╭─ Extracted material

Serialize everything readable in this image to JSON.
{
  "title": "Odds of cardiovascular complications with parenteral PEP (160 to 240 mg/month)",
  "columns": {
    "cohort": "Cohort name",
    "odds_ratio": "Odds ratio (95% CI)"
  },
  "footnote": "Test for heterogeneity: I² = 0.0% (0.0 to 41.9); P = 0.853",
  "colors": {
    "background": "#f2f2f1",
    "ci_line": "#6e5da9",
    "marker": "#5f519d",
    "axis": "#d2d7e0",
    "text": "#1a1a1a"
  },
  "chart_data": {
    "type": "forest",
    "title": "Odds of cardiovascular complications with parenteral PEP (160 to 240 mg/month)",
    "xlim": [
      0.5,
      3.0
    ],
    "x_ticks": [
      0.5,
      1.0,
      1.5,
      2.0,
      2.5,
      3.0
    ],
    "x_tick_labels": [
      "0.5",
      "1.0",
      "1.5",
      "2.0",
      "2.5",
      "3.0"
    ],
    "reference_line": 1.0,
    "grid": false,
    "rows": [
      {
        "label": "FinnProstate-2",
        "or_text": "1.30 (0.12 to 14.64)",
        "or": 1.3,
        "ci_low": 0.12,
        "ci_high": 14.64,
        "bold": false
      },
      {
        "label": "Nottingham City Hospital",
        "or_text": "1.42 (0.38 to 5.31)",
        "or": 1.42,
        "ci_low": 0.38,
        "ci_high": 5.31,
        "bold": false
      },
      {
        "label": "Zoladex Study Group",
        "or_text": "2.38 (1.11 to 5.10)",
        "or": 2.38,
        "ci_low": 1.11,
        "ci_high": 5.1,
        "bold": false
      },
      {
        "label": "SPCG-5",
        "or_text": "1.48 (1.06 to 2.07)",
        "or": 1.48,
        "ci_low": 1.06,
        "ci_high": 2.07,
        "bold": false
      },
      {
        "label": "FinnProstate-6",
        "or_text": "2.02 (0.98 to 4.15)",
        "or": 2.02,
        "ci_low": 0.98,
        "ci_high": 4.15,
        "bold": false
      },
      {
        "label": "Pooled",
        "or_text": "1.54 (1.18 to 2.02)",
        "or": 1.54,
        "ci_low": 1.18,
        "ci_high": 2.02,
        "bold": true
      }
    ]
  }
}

╰─

Instructions for the task
Can you reproduce all the material exactly?

Completed exercise
Serialize everything readable in this image to JSON.
{
  "title": "Odds of cardiovascular complications with parenteral PEP (160 to 240 mg/month)",
  "columns": {
    "cohort": "Cohort name",
    "odds_ratio": "Odds ratio (95% CI)"
  },
  "footnote": "Test for heterogeneity: I² = 0.0% (0.0 to 41.9); P = 0.853",
  "colors": {
    "background": "#f2f2f1",
    "ci_line": "#6e5da9",
    "marker": "#5f519d",
    "axis": "#d2d7e0",
    "text": "#1a1a1a"
  },
  "chart_data": {
    "type": "forest",
    "title": "Odds of cardiovascular complications with parenteral PEP (160 to 240 mg/month)",
    "xlim": [
      0.5,
      3.0
    ],
    "x_ticks": [
      0.5,
      1.0,
      1.5,
      2.0,
      2.5,
      3.0
    ],
    "x_tick_labels": [
      "0.5",
      "1.0",
      "1.5",
      "2.0",
      "2.5",
      "3.0"
    ],
    "reference_line": 1.0,
    "grid": false,
    "rows": [
      {
        "label": "FinnProstate-2",
        "or_text": "1.30 (0.12 to 14.64)",
        "or": 1.3,
        "ci_low": 0.12,
        "ci_high": 14.64,
        "bold": false
      },
      {
        "label": "Nottingham City Hospital",
        "or_text": "1.42 (0.38 to 5.31)",
        "or": 1.42,
        "ci_low": 0.38,
        "ci_high": 5.31,
        "bold": false
      },
      {
        "label": "Zoladex Study Group",
        "or_text": "2.38 (1.11 to 5.10)",
        "or": 2.38,
        "ci_low": 1.11,
        "ci_high": 5.1,
        "bold": false
      },
      {
        "label": "SPCG-5",
        "or_text": "1.48 (1.06 to 2.07)",
        "or": 1.48,
        "ci_low": 1.06,
        "ci_high": 2.07,
        "bold": false
      },
      {
        "label": "FinnProstate-6",
        "or_text": "2.02 (0.98 to 4.15)",
        "or": 2.02,
        "ci_low": 0.98,
        "ci_high": 4.15,
        "bold": false
      },
      {
        "label": "Pooled",
        "or_text": "1.54 (1.18 to 2.02)",
        "or": 1.54,
        "ci_low": 1.18,
        "ci_high": 2.02,
        "bold": true
      }
    ]
  }
}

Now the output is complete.